--- Raw data ---
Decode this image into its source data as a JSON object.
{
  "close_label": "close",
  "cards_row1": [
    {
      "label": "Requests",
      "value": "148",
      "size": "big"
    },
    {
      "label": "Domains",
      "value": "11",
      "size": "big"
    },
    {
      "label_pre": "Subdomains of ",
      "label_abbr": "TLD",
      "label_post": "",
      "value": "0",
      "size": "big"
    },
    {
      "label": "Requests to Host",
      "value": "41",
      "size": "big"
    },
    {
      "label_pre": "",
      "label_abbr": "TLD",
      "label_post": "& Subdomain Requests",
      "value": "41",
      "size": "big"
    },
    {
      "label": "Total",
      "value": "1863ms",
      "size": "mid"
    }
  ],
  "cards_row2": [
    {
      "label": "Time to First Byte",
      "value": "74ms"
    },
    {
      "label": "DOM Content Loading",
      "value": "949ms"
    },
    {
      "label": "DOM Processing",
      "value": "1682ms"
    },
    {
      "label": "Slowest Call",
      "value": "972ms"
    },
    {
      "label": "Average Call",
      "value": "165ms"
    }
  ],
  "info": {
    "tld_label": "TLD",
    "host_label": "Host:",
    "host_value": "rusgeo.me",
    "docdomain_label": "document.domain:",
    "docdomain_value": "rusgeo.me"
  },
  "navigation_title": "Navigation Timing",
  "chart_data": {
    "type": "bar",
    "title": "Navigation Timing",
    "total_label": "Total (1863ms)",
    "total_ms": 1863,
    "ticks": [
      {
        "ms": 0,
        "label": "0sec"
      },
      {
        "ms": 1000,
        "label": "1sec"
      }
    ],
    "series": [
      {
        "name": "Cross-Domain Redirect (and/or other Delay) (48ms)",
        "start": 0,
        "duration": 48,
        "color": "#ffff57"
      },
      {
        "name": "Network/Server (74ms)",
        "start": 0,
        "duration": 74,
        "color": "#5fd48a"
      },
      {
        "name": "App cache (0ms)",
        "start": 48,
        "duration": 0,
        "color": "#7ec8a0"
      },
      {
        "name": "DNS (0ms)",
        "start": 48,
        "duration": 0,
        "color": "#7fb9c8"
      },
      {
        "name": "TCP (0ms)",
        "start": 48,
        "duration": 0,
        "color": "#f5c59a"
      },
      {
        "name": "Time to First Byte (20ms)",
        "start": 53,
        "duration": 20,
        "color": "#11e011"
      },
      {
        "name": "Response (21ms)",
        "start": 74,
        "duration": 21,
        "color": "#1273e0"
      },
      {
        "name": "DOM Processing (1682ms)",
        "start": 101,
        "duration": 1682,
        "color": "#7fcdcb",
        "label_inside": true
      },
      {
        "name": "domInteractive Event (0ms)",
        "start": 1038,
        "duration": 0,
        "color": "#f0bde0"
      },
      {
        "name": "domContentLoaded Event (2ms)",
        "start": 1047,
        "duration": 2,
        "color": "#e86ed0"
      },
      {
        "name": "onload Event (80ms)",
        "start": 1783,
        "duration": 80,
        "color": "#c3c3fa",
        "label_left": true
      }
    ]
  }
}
---
Reproduce all the data word for word.

Decode this image into its source data as a JSON object.
{
  "close_label": "close",
  "cards_row1": [
    {
      "label": "Requests",
      "value": "148",
      "size": "big"
    },
    {
      "label": "Domains",
      "value": "11",
      "size": "big"
    },
    {
      "label_pre": "Subdomains of ",
      "label_abbr": "TLD",
      "label_post": "",
      "value": "0",
      "size": "big"
    },
    {
      "label": "Requests to Host",
      "value": "41",
      "size": "big"
    },
    {
      "label_pre": "",
      "label_abbr": "TLD",
      "label_post": "& Subdomain Requests",
      "value": "41",
      "size": "big"
    },
    {
      "label": "Total",
      "value": "1863ms",
      "size": "mid"
    }
  ],
  "cards_row2": [
    {
      "label": "Time to First Byte",
      "value": "74ms"
    },
    {
      "label": "DOM Content Loading",
      "value": "949ms"
    },
    {
      "label": "DOM Processing",
      "value": "1682ms"
    },
    {
      "label": "Slowest Call",
      "value": "972ms"
    },
    {
      "label": "Average Call",
      "value": "165ms"
    }
  ],
  "info": {
    "tld_label": "TLD",
    "host_label": "Host:",
    "host_value": "rusgeo.me",
    "docdomain_label": "document.domain:",
    "docdomain_value": "rusgeo.me"
  },
  "navigation_title": "Navigation Timing",
  "chart_data": {
    "type": "bar",
    "title": "Navigation Timing",
    "total_label": "Total (1863ms)",
    "total_ms": 1863,
    "ticks": [
      {
        "ms": 0,
        "label": "0sec"
      },
      {
        "ms": 1000,
        "label": "1sec"
      }
    ],
    "series": [
      {
        "name": "Cross-Domain Redirect (and/or other Delay) (48ms)",
        "start": 0,
        "duration": 48,
        "color": "#ffff57"
      },
      {
        "name": "Network/Server (74ms)",
        "start": 0,
        "duration": 74,
        "color": "#5fd48a"
      },
      {
        "name": "App cache (0ms)",
        "start": 48,
        "duration": 0,
        "color": "#7ec8a0"
      },
      {
        "name": "DNS (0ms)",
        "start": 48,
        "duration": 0,
        "color": "#7fb9c8"
      },
      {
        "name": "TCP (0ms)",
        "start": 48,
        "duration": 0,
        "color": "#f5c59a"
      },
      {
        "name": "Time to First Byte (20ms)",
        "start": 53,
        "duration": 20,
        "color": "#11e011"
      },
      {
        "name": "Response (21ms)",
        "start": 74,
        "duration": 21,
        "color": "#1273e0"
      },
      {
        "name": "DOM Processing (1682ms)",
        "start": 101,
        "duration": 1682,
        "color": "#7fcdcb",
        "label_inside": true
      },
      {
        "name": "domInteractive Event (0ms)",
        "start": 1038,
        "duration": 0,
        "color": "#f0bde0"
      },
      {
        "name": "domContentLoaded Event (2ms)",
        "start": 1047,
        "duration": 2,
        "color": "#e86ed0"
      },
      {
        "name": "onload Event (80ms)",
        "start": 1783,
        "duration": 80,
        "color": "#c3c3fa",
        "label_left": true
      }
    ]
  }
}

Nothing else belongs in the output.